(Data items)

———

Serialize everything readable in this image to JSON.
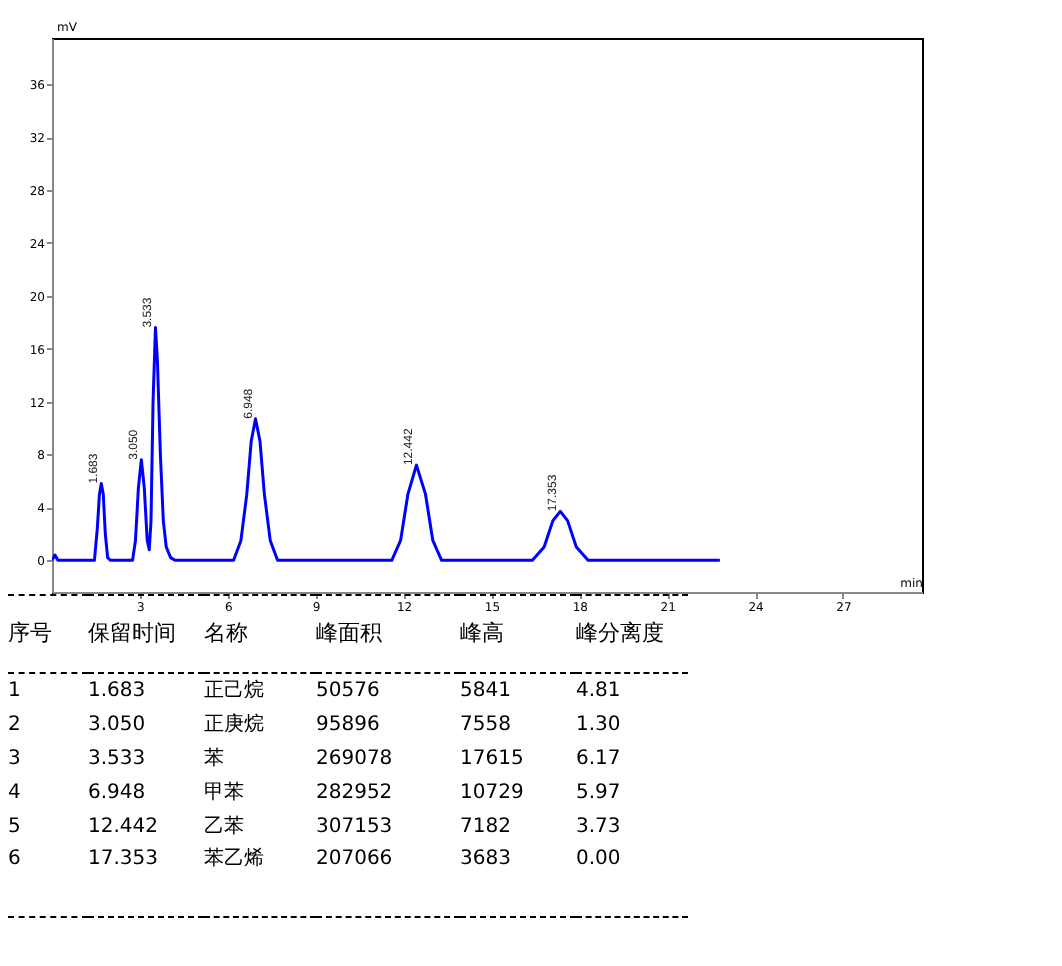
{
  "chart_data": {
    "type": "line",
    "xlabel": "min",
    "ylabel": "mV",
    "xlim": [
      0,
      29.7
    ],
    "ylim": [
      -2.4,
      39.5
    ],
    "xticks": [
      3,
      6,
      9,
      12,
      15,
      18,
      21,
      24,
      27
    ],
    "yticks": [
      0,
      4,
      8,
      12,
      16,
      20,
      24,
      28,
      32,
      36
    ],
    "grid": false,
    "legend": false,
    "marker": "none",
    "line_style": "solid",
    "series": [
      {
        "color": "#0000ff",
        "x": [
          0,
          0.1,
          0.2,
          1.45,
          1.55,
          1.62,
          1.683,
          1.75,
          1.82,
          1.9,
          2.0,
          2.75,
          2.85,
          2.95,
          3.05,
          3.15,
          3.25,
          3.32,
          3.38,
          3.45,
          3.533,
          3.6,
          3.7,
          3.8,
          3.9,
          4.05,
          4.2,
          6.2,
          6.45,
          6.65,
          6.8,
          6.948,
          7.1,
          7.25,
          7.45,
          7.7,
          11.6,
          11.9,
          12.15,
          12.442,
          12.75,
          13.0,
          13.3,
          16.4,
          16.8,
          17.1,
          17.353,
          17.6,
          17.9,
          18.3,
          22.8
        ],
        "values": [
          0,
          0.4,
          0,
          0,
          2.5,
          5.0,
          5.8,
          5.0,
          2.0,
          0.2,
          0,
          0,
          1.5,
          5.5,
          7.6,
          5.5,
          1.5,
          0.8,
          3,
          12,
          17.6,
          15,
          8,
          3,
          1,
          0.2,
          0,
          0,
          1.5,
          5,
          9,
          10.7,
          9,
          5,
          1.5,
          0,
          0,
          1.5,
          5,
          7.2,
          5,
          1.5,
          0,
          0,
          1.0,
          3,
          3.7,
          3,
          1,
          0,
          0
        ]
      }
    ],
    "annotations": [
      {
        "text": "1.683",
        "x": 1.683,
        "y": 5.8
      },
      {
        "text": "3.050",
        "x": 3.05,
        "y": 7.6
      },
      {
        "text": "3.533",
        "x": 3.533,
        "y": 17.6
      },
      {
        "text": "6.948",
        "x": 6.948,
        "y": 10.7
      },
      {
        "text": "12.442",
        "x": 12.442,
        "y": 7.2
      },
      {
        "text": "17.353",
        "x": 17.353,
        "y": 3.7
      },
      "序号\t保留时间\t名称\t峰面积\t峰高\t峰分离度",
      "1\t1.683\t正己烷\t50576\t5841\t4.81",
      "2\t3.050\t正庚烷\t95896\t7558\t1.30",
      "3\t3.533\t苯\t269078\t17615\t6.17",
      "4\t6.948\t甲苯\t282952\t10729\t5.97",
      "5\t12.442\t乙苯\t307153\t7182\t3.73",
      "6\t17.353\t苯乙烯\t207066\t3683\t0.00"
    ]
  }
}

———

■ What to work on:
Return all the entries word for word, but omit any pictures they contain.

■ Full answer:
Serialize everything readable in this image to JSON.
{
  "chart_data": {
    "type": "line",
    "xlabel": "min",
    "ylabel": "mV",
    "xlim": [
      0,
      29.7
    ],
    "ylim": [
      -2.4,
      39.5
    ],
    "xticks": [
      3,
      6,
      9,
      12,
      15,
      18,
      21,
      24,
      27
    ],
    "yticks": [
      0,
      4,
      8,
      12,
      16,
      20,
      24,
      28,
      32,
      36
    ],
    "grid": false,
    "legend": false,
    "marker": "none",
    "line_style": "solid",
    "series": [
      {
        "color": "#0000ff",
        "x": [
          0,
          0.1,
          0.2,
          1.45,
          1.55,
          1.62,
          1.683,
          1.75,
          1.82,
          1.9,
          2.0,
          2.75,
          2.85,
          2.95,
          3.05,
          3.15,
          3.25,
          3.32,
          3.38,
          3.45,
          3.533,
          3.6,
          3.7,
          3.8,
          3.9,
          4.05,
          4.2,
          6.2,
          6.45,
          6.65,
          6.8,
          6.948,
          7.1,
          7.25,
          7.45,
          7.7,
          11.6,
          11.9,
          12.15,
          12.442,
          12.75,
          13.0,
          13.3,
          16.4,
          16.8,
          17.1,
          17.353,
          17.6,
          17.9,
          18.3,
          22.8
        ],
        "values": [
          0,
          0.4,
          0,
          0,
          2.5,
          5.0,
          5.8,
          5.0,
          2.0,
          0.2,
          0,
          0,
          1.5,
          5.5,
          7.6,
          5.5,
          1.5,
          0.8,
          3,
          12,
          17.6,
          15,
          8,
          3,
          1,
          0.2,
          0,
          0,
          1.5,
          5,
          9,
          10.7,
          9,
          5,
          1.5,
          0,
          0,
          1.5,
          5,
          7.2,
          5,
          1.5,
          0,
          0,
          1.0,
          3,
          3.7,
          3,
          1,
          0,
          0
        ]
      }
    ],
    "annotations": [
      {
        "text": "1.683",
        "x": 1.683,
        "y": 5.8
      },
      {
        "text": "3.050",
        "x": 3.05,
        "y": 7.6
      },
      {
        "text": "3.533",
        "x": 3.533,
        "y": 17.6
      },
      {
        "text": "6.948",
        "x": 6.948,
        "y": 10.7
      },
      {
        "text": "12.442",
        "x": 12.442,
        "y": 7.2
      },
      {
        "text": "17.353",
        "x": 17.353,
        "y": 3.7
      },
      "序号\t保留时间\t名称\t峰面积\t峰高\t峰分离度",
      "1\t1.683\t正己烷\t50576\t5841\t4.81",
      "2\t3.050\t正庚烷\t95896\t7558\t1.30",
      "3\t3.533\t苯\t269078\t17615\t6.17",
      "4\t6.948\t甲苯\t282952\t10729\t5.97",
      "5\t12.442\t乙苯\t307153\t7182\t3.73",
      "6\t17.353\t苯乙烯\t207066\t3683\t0.00"
    ]
  }
}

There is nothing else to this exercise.